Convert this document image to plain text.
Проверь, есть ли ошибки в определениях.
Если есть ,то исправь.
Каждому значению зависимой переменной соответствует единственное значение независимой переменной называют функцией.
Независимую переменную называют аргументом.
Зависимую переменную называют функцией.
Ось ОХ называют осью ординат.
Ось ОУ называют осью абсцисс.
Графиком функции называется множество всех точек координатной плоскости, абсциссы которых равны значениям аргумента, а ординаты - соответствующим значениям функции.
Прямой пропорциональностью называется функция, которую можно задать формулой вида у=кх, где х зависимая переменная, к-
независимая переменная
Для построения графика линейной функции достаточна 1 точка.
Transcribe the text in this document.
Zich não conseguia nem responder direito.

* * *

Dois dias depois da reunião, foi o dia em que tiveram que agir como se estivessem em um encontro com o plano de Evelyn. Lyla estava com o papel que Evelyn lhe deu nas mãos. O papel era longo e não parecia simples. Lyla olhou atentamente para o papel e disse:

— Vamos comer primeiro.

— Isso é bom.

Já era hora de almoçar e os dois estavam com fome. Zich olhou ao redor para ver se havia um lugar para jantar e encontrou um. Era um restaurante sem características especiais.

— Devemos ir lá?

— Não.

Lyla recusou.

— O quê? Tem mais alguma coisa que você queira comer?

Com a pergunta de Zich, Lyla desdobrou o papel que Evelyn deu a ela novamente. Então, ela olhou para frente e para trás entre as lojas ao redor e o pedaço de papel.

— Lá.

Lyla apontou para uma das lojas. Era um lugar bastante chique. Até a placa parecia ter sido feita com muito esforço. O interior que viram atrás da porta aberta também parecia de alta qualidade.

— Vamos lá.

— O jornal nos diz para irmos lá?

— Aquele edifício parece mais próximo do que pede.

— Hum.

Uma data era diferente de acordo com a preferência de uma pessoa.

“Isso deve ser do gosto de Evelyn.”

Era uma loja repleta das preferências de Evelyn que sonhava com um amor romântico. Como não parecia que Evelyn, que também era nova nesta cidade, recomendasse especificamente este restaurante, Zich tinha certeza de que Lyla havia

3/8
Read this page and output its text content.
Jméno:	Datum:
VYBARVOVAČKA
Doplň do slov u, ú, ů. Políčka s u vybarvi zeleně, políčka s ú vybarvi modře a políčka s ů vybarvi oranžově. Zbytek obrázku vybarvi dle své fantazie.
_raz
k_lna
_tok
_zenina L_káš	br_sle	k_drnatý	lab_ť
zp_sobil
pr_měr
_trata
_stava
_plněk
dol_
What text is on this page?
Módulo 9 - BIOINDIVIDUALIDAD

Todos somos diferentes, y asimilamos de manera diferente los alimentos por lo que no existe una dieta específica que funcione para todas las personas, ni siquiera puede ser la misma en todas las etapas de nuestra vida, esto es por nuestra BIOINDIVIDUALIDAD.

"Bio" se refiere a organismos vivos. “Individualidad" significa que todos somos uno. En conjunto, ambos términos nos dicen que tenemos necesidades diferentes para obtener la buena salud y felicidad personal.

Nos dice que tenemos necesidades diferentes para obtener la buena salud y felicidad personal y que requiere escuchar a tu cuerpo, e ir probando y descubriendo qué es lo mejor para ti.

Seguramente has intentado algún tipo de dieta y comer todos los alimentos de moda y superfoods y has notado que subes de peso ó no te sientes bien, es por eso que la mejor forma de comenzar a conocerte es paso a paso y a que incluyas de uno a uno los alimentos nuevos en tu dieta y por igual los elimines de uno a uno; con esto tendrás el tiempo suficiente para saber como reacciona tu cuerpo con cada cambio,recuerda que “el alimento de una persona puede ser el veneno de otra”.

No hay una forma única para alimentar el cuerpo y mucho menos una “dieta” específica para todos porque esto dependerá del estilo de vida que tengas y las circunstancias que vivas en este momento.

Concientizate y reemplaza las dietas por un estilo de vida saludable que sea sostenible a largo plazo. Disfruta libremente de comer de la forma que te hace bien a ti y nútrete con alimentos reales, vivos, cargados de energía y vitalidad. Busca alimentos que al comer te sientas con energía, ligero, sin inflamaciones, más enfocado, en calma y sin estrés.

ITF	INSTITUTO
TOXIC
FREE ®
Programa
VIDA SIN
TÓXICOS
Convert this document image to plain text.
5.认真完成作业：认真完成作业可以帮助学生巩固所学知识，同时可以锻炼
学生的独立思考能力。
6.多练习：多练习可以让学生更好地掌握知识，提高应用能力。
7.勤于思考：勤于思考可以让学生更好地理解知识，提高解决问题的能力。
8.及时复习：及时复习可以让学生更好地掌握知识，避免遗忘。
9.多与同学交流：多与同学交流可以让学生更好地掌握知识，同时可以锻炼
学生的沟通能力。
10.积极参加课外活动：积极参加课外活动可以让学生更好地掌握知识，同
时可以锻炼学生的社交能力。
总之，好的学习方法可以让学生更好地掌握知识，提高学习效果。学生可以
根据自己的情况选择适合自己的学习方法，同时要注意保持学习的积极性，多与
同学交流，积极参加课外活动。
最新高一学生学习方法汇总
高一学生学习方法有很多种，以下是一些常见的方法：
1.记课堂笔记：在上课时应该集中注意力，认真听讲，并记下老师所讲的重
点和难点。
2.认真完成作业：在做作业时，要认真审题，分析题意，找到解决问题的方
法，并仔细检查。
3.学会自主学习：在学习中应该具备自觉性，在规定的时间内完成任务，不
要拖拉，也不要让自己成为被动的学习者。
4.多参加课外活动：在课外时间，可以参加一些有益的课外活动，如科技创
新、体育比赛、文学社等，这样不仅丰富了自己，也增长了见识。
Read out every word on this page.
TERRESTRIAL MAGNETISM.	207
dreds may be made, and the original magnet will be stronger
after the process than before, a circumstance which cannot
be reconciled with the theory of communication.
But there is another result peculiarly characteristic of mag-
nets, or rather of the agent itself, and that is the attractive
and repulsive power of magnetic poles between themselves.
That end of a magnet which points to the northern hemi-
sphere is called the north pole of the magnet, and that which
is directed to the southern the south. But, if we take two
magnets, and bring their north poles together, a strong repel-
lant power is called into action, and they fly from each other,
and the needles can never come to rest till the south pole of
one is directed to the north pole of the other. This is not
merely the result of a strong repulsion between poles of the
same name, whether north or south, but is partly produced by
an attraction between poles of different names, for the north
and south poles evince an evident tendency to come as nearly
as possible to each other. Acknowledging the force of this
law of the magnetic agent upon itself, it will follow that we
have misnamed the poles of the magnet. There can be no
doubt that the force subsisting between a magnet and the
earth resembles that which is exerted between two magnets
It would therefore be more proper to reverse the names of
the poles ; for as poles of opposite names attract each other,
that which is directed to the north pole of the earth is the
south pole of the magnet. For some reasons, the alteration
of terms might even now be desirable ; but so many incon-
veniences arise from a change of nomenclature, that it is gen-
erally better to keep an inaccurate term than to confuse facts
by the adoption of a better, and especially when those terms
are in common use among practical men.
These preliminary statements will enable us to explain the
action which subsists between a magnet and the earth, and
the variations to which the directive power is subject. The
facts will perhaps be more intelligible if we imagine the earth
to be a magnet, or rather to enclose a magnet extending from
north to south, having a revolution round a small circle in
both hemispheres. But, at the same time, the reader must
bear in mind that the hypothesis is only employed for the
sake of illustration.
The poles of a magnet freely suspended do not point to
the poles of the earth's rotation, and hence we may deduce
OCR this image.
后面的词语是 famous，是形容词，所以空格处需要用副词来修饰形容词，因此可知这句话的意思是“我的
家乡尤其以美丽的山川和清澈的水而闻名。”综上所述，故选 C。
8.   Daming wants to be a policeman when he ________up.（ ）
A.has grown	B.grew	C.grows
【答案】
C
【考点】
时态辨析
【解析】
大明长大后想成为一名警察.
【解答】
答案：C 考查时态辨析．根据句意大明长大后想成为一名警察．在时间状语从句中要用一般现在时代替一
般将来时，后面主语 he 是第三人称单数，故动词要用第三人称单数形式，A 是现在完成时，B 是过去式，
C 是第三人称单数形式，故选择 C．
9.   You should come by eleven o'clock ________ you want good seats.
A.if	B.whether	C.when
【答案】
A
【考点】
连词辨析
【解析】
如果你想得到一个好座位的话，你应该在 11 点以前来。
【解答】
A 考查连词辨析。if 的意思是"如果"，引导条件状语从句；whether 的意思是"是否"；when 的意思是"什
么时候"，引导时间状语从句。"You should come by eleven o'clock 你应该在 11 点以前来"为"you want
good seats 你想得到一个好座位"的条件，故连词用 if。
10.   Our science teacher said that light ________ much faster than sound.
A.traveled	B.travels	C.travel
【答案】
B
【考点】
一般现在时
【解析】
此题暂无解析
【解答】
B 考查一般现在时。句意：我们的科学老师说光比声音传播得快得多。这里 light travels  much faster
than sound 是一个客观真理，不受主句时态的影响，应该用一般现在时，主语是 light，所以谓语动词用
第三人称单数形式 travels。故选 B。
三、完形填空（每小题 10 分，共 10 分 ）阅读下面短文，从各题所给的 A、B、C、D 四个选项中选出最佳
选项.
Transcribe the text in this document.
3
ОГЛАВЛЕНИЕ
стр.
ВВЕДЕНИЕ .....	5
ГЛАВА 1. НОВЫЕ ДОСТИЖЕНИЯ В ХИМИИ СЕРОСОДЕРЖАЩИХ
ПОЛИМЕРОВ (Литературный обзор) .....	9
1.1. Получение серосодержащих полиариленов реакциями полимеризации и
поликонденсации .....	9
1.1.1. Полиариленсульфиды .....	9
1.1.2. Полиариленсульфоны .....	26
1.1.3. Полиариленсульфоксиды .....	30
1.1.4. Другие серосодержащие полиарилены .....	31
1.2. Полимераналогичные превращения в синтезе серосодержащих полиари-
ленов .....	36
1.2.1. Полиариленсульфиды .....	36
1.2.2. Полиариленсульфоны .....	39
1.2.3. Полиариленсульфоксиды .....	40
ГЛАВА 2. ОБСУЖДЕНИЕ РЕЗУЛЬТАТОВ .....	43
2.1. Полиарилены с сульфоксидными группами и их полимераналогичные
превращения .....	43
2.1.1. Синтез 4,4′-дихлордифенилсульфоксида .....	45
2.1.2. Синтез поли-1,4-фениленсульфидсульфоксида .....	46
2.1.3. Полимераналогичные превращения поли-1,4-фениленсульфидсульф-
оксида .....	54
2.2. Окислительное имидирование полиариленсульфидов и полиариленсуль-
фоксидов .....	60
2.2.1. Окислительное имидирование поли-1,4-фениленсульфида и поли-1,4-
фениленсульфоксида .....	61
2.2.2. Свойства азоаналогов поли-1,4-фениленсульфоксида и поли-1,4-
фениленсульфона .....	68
::::::::
Task prompt »
Select, from the listing, all lines that include the word "Полиариленсульфоксиды".

Exercise solution »
1.1.3. Полиариленсульфоксиды .....	30
1.2.3. Полиариленсульфоксиды .....	40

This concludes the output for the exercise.